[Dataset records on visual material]
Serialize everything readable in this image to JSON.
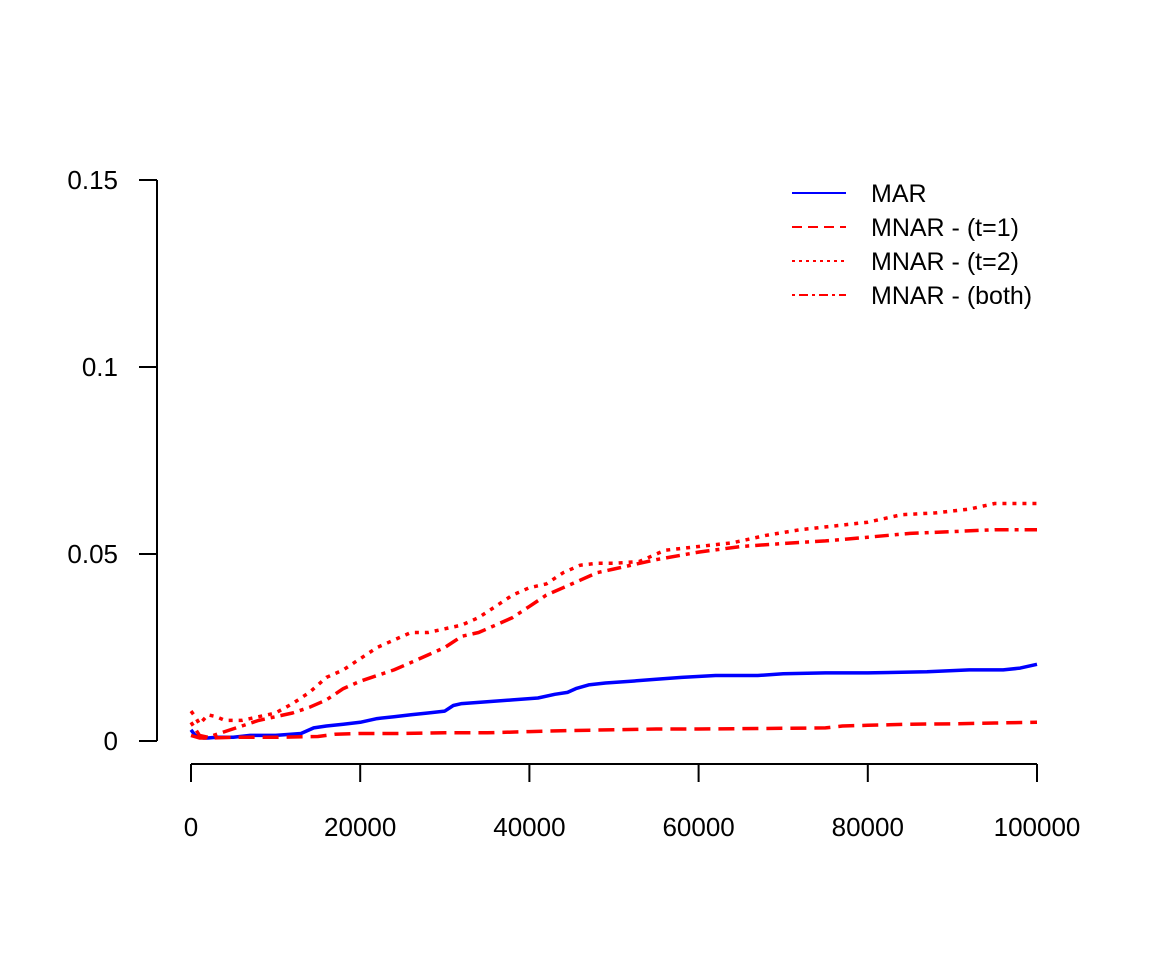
{
  "chart_data": {
    "type": "line",
    "title": "",
    "xlabel": "",
    "ylabel": "",
    "xlim": [
      0,
      100000
    ],
    "ylim": [
      0,
      0.15
    ],
    "grid": false,
    "legend_position": "top-right",
    "x_ticks": [
      {
        "value": 0,
        "label": "0"
      },
      {
        "value": 20000,
        "label": "20000"
      },
      {
        "value": 40000,
        "label": "40000"
      },
      {
        "value": 60000,
        "label": "60000"
      },
      {
        "value": 80000,
        "label": "80000"
      },
      {
        "value": 100000,
        "label": "100000"
      }
    ],
    "y_ticks": [
      {
        "value": 0,
        "label": "0"
      },
      {
        "value": 0.05,
        "label": "0.05"
      },
      {
        "value": 0.1,
        "label": "0.1"
      },
      {
        "value": 0.15,
        "label": "0.15"
      }
    ],
    "series": [
      {
        "name": "MAR",
        "color": "#0000ff",
        "dash": "solid",
        "x": [
          0,
          500,
          1000,
          1500,
          2000,
          3000,
          5000,
          7000,
          10000,
          13000,
          14500,
          16000,
          18000,
          20000,
          22000,
          24000,
          26000,
          28000,
          30000,
          31000,
          32000,
          35000,
          38000,
          41000,
          43000,
          44500,
          45500,
          47000,
          49000,
          52000,
          55000,
          58000,
          62000,
          67000,
          70000,
          75000,
          80000,
          87000,
          92000,
          96000,
          98000,
          100000
        ],
        "y": [
          0.003,
          0.0015,
          0.001,
          0.0008,
          0.0008,
          0.001,
          0.001,
          0.0015,
          0.0015,
          0.002,
          0.0035,
          0.004,
          0.0045,
          0.005,
          0.006,
          0.0065,
          0.007,
          0.0075,
          0.008,
          0.0095,
          0.01,
          0.0105,
          0.011,
          0.0115,
          0.0125,
          0.013,
          0.014,
          0.015,
          0.0155,
          0.016,
          0.0165,
          0.017,
          0.0175,
          0.0175,
          0.018,
          0.0182,
          0.0182,
          0.0185,
          0.019,
          0.019,
          0.0195,
          0.0205
        ]
      },
      {
        "name": "MNAR - (t=1)",
        "color": "#ff0000",
        "dash": "dashed",
        "x": [
          0,
          1000,
          2000,
          5000,
          10000,
          15000,
          17000,
          20000,
          25000,
          30000,
          35000,
          40000,
          45000,
          50000,
          55000,
          60000,
          65000,
          70000,
          75000,
          77000,
          80000,
          85000,
          90000,
          95000,
          100000
        ],
        "y": [
          0.0015,
          0.0008,
          0.0008,
          0.001,
          0.001,
          0.0012,
          0.0018,
          0.002,
          0.002,
          0.0022,
          0.0022,
          0.0025,
          0.0028,
          0.003,
          0.0032,
          0.0032,
          0.0033,
          0.0034,
          0.0035,
          0.004,
          0.0042,
          0.0045,
          0.0046,
          0.0048,
          0.005
        ]
      },
      {
        "name": "MNAR - (t=2)",
        "color": "#ff0000",
        "dash": "dotted",
        "x": [
          0,
          500,
          1000,
          2000,
          3000,
          4000,
          6000,
          8000,
          10000,
          12000,
          14000,
          16000,
          18000,
          20000,
          22000,
          24000,
          26000,
          28000,
          30000,
          32000,
          34000,
          36000,
          38000,
          40000,
          42000,
          44000,
          46000,
          48000,
          50000,
          53000,
          56000,
          60000,
          64000,
          68000,
          72000,
          76000,
          80000,
          84000,
          88000,
          92000,
          95000,
          98000,
          100000
        ],
        "y": [
          0.008,
          0.0065,
          0.0045,
          0.007,
          0.0065,
          0.0055,
          0.0055,
          0.0065,
          0.0075,
          0.01,
          0.013,
          0.017,
          0.019,
          0.022,
          0.025,
          0.027,
          0.029,
          0.029,
          0.03,
          0.031,
          0.033,
          0.036,
          0.039,
          0.041,
          0.042,
          0.045,
          0.047,
          0.0475,
          0.0475,
          0.048,
          0.051,
          0.052,
          0.053,
          0.055,
          0.0565,
          0.0575,
          0.0585,
          0.0605,
          0.061,
          0.062,
          0.0635,
          0.0635,
          0.0635
        ]
      },
      {
        "name": "MNAR - (both)",
        "color": "#ff0000",
        "dash": "dotdash",
        "x": [
          0,
          1000,
          2000,
          4000,
          6000,
          8000,
          10000,
          12000,
          14000,
          16000,
          18000,
          20000,
          22000,
          24000,
          26000,
          28000,
          30000,
          32000,
          34000,
          36000,
          38000,
          40000,
          42000,
          44000,
          46000,
          48000,
          50000,
          55000,
          60000,
          65000,
          70000,
          75000,
          80000,
          85000,
          90000,
          95000,
          100000
        ],
        "y": [
          0.005,
          0.0015,
          0.001,
          0.0025,
          0.004,
          0.0055,
          0.0065,
          0.0075,
          0.009,
          0.011,
          0.014,
          0.016,
          0.0175,
          0.019,
          0.021,
          0.023,
          0.025,
          0.028,
          0.029,
          0.031,
          0.033,
          0.036,
          0.039,
          0.041,
          0.043,
          0.045,
          0.046,
          0.0485,
          0.0505,
          0.052,
          0.0528,
          0.0535,
          0.0545,
          0.0555,
          0.056,
          0.0565,
          0.0565
        ]
      }
    ]
  }
}
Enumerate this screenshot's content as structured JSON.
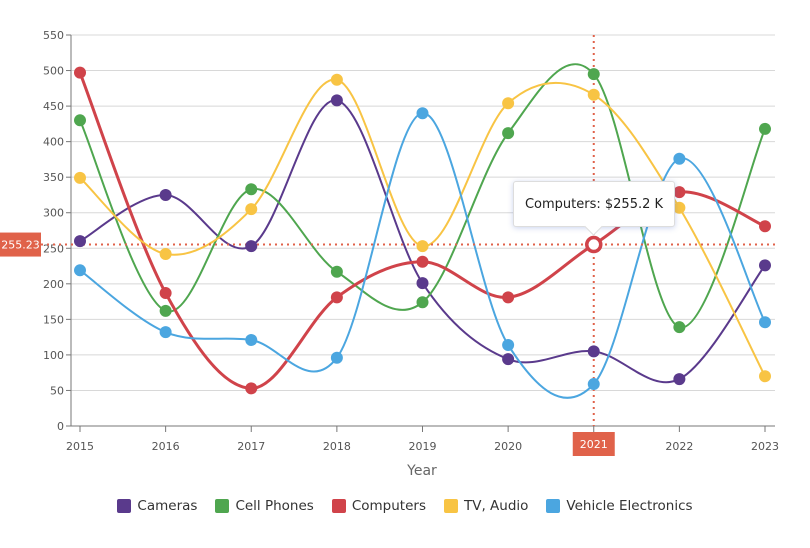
{
  "chart_data": {
    "type": "line",
    "title": "",
    "xlabel": "Year",
    "ylabel": "",
    "x": [
      2015,
      2016,
      2017,
      2018,
      2019,
      2020,
      2021,
      2022,
      2023
    ],
    "ylim": [
      0,
      550
    ],
    "yticks": [
      0,
      50,
      100,
      150,
      200,
      250,
      300,
      350,
      400,
      450,
      500,
      550
    ],
    "grid": true,
    "legend_position": "bottom",
    "series": [
      {
        "name": "Cameras",
        "color": "#5a3a8c",
        "values": [
          260,
          325,
          253,
          458,
          201,
          94,
          105,
          66,
          226
        ]
      },
      {
        "name": "Cell Phones",
        "color": "#4fa64f",
        "values": [
          430,
          162,
          333,
          217,
          174,
          412,
          495,
          139,
          418
        ]
      },
      {
        "name": "Computers",
        "color": "#d0434a",
        "values": [
          497,
          187,
          53,
          181,
          231,
          181,
          255.23,
          329,
          281
        ]
      },
      {
        "name": "TV, Audio",
        "color": "#f8c444",
        "values": [
          349,
          242,
          305,
          487,
          253,
          454,
          466,
          307,
          70
        ]
      },
      {
        "name": "Vehicle Electronics",
        "color": "#4ba6e0",
        "values": [
          219,
          132,
          121,
          96,
          440,
          114,
          59,
          376,
          146
        ]
      }
    ],
    "crosshair": {
      "x_label": "2021",
      "y_label": "255.23",
      "color": "#e0624a"
    },
    "tooltip": "Computers: $255.2 K"
  }
}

Exercise description
Copy out each line of the listing that holds "dash".

Final result
        "dash": "solid",
        "dash": "dashed",
        "dash": "dotted",
        "dash": "dotdash",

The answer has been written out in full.